** START OF Records supplied **

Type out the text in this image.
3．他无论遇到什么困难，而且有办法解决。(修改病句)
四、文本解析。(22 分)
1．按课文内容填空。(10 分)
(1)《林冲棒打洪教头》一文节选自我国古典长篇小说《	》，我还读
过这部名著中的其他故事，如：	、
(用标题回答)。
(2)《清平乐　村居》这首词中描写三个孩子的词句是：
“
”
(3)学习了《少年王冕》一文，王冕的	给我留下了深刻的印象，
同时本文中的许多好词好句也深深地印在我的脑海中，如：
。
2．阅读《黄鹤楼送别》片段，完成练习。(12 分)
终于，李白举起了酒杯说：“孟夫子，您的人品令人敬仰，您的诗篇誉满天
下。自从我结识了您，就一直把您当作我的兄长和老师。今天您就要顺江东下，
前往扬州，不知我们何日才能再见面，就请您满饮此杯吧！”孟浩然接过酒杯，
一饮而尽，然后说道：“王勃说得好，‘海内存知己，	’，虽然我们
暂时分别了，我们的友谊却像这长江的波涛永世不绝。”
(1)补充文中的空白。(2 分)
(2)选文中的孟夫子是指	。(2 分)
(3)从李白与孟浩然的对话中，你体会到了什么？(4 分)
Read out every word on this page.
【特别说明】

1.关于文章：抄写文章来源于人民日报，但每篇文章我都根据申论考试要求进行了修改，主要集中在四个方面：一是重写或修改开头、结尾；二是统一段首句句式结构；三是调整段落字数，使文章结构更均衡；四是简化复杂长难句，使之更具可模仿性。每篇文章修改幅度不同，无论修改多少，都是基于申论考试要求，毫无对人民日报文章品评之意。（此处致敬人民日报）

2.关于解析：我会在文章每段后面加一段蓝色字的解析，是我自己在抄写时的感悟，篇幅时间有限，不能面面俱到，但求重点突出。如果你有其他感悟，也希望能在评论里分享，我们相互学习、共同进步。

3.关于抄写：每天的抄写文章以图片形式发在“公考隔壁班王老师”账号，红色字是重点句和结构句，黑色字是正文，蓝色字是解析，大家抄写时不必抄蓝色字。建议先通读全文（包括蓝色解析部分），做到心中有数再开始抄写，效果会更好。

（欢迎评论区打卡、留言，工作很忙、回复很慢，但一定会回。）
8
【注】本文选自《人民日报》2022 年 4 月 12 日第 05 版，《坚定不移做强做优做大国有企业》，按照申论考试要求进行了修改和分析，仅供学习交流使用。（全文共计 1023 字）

** END OF Records supplied **

Locate all lines that include the word "this" and copy them out.

→ **Exercise result**
Type out the text in this image.
Read out every word on this page.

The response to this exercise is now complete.